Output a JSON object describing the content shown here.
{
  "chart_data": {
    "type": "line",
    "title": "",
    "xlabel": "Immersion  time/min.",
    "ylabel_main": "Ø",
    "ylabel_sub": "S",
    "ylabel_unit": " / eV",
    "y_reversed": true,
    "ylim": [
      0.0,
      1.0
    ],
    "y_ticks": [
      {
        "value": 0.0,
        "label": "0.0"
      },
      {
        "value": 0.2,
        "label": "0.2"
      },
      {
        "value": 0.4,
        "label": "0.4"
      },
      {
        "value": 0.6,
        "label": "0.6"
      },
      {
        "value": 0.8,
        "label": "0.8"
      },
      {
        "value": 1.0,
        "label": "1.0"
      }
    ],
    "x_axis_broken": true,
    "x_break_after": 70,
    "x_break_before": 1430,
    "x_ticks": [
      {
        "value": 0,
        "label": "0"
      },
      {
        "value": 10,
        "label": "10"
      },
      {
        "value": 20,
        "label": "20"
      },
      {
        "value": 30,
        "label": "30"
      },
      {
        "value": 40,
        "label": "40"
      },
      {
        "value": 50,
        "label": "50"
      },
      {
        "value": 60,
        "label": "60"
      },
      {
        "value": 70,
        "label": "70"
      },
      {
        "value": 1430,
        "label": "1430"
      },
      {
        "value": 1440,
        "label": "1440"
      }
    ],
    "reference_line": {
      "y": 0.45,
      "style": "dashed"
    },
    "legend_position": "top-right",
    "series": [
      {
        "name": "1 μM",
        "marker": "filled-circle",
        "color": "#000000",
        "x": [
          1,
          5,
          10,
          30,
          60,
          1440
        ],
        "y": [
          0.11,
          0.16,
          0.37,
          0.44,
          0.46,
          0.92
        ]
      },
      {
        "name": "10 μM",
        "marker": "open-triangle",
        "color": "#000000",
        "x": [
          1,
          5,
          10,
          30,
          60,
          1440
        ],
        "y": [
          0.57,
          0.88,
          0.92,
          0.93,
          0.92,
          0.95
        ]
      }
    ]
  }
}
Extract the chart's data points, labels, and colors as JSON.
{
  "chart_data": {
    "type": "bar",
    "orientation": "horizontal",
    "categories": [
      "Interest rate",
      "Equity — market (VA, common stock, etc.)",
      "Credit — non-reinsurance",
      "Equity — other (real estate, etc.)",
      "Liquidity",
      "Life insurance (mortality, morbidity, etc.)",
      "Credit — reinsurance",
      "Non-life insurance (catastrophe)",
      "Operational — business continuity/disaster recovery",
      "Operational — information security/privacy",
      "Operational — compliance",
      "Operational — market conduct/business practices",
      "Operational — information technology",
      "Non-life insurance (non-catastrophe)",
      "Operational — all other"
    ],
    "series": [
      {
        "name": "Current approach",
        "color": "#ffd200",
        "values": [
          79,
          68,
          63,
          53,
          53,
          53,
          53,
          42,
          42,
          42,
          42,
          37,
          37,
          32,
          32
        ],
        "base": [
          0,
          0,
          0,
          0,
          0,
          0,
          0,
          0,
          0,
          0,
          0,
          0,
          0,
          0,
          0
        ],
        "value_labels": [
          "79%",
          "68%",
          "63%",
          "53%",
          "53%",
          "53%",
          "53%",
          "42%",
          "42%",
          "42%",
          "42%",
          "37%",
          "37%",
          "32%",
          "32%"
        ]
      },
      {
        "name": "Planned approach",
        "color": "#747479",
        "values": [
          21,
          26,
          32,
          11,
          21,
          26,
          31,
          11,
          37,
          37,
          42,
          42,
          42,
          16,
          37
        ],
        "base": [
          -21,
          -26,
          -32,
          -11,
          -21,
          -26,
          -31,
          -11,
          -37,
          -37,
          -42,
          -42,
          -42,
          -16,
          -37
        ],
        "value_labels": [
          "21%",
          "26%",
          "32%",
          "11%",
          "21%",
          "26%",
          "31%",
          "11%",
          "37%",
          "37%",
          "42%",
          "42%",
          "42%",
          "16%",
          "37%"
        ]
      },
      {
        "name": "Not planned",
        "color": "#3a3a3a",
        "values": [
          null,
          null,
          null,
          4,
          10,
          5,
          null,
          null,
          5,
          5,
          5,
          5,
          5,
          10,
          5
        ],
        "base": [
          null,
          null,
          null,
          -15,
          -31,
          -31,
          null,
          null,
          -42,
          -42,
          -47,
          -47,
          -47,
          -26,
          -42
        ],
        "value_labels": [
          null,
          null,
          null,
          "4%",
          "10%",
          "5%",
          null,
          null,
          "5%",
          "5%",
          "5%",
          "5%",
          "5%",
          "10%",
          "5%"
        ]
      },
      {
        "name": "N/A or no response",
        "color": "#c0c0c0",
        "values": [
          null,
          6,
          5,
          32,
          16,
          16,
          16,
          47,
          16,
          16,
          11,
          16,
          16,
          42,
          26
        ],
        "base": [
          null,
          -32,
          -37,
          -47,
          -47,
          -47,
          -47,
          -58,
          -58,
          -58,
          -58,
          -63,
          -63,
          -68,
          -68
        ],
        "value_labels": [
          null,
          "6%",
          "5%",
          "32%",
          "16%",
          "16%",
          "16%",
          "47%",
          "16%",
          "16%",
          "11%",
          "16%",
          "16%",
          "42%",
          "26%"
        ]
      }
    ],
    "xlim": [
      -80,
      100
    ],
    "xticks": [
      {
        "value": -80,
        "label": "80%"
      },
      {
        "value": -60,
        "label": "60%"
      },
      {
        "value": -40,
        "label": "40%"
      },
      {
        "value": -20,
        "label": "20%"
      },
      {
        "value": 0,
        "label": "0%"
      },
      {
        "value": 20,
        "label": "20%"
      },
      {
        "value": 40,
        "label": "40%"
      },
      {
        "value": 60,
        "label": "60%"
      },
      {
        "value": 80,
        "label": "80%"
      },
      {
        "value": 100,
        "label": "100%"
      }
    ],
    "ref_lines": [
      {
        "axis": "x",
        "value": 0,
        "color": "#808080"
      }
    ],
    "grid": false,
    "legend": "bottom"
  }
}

| THE EXERCISE |
Copy every line of the listing that includes the string "reinsurance".

| EXPECTED ANSWER |
      "Credit — non-reinsurance",
      "Credit — reinsurance",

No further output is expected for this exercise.